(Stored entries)
--------------------
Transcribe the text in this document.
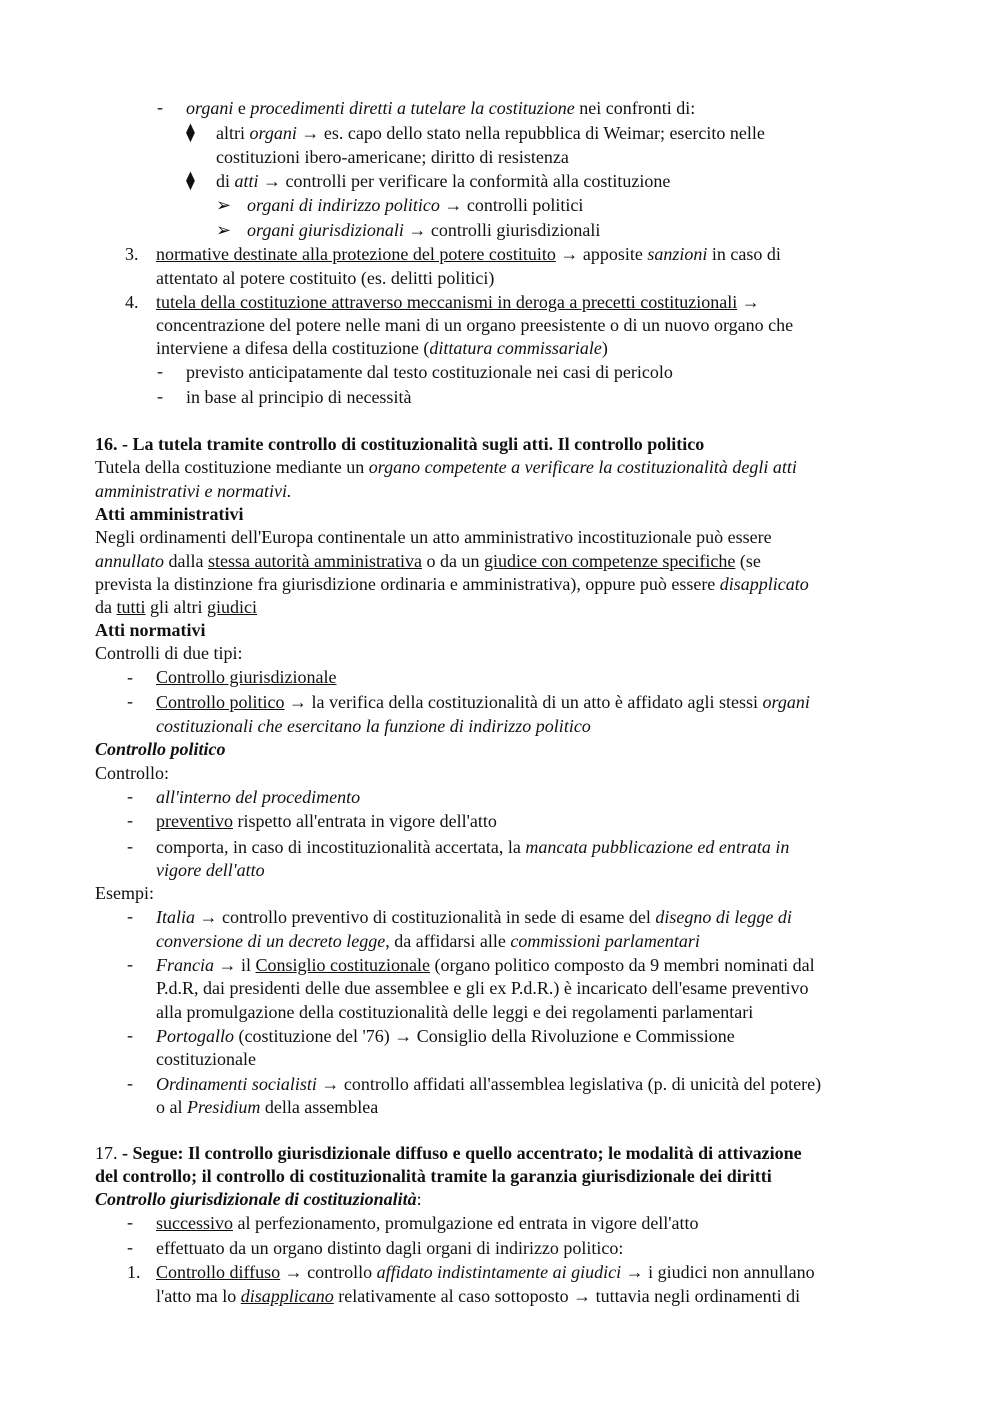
- organi e procedimenti diretti a tutelare la costituzione nei confronti di:
⧫ altri organi → es. capo dello stato nella repubblica di Weimar; esercito nelle
costituzioni ibero-americane; diritto di resistenza
⧫ di atti → controlli per verificare la conformità alla costituzione
➢ organi di indirizzo politico → controlli politici
➢ organi giurisdizionali → controlli giurisdizionali
3. normative destinate alla protezione del potere costituito → apposite sanzioni in caso di
attentato al potere costituito (es. delitti politici)
4. tutela della costituzione attraverso meccanismi in deroga a precetti costituzionali →
concentrazione del potere nelle mani di un organo preesistente o di un nuovo organo che
interviene a difesa della costituzione (dittatura commissariale)
- previsto anticipatamente dal testo costituzionale nei casi di pericolo
- in base al principio di necessità
16. - La tutela tramite controllo di costituzionalità sugli atti. Il controllo politico
Tutela della costituzione mediante un organo competente a verificare la costituzionalità degli atti
amministrativi e normativi.
Atti amministrativi
Negli ordinamenti dell'Europa continentale un atto amministrativo incostituzionale può essere
annullato dalla stessa autorità amministrativa o da un giudice con competenze specifiche (se
prevista la distinzione fra giurisdizione ordinaria e amministrativa), oppure può essere disapplicato
da tutti gli altri giudici
Atti normativi
Controlli di due tipi:
- Controllo giurisdizionale
- Controllo politico → la verifica della costituzionalità di un atto è affidato agli stessi organi
costituzionali che esercitano la funzione di indirizzo politico
Controllo politico
Controllo:
- all'interno del procedimento
- preventivo rispetto all'entrata in vigore dell'atto
- comporta, in caso di incostituzionalità accertata, la mancata pubblicazione ed entrata in
vigore dell'atto
Esempi:
- Italia → controllo preventivo di costituzionalità in sede di esame del disegno di legge di
conversione di un decreto legge, da affidarsi alle commissioni parlamentari
- Francia → il Consiglio costituzionale (organo politico composto da 9 membri nominati dal
P.d.R, dai presidenti delle due assemblee e gli ex P.d.R.) è incaricato dell'esame preventivo
alla promulgazione della costituzionalità delle leggi e dei regolamenti parlamentari
- Portogallo (costituzione del '76) → Consiglio della Rivoluzione e Commissione
costituzionale
- Ordinamenti socialisti → controllo affidati all'assemblea legislativa (p. di unicità del potere)
o al Presidium della assemblea
17. - Segue: Il controllo giurisdizionale diffuso e quello accentrato; le modalità di attivazione
del controllo; il controllo di costituzionalità tramite la garanzia giurisdizionale dei diritti
Controllo giurisdizionale di costituzionalità:
- successivo al perfezionamento, promulgazione ed entrata in vigore dell'atto
- effettuato da un organo distinto dagli organi di indirizzo politico:
1. Controllo diffuso → controllo affidato indistintamente ai giudici → i giudici non annullano
l'atto ma lo disapplicano relativamente al caso sottoposto → tuttavia negli ordinamenti di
--------------------
THE REQUEST
Each line in the entries above that includes the string "altri" should be extracted.

THE REPLY
⧫ altri organi → es. capo dello stato nella repubblica di Weimar; esercito nelle
da tutti gli altri giudici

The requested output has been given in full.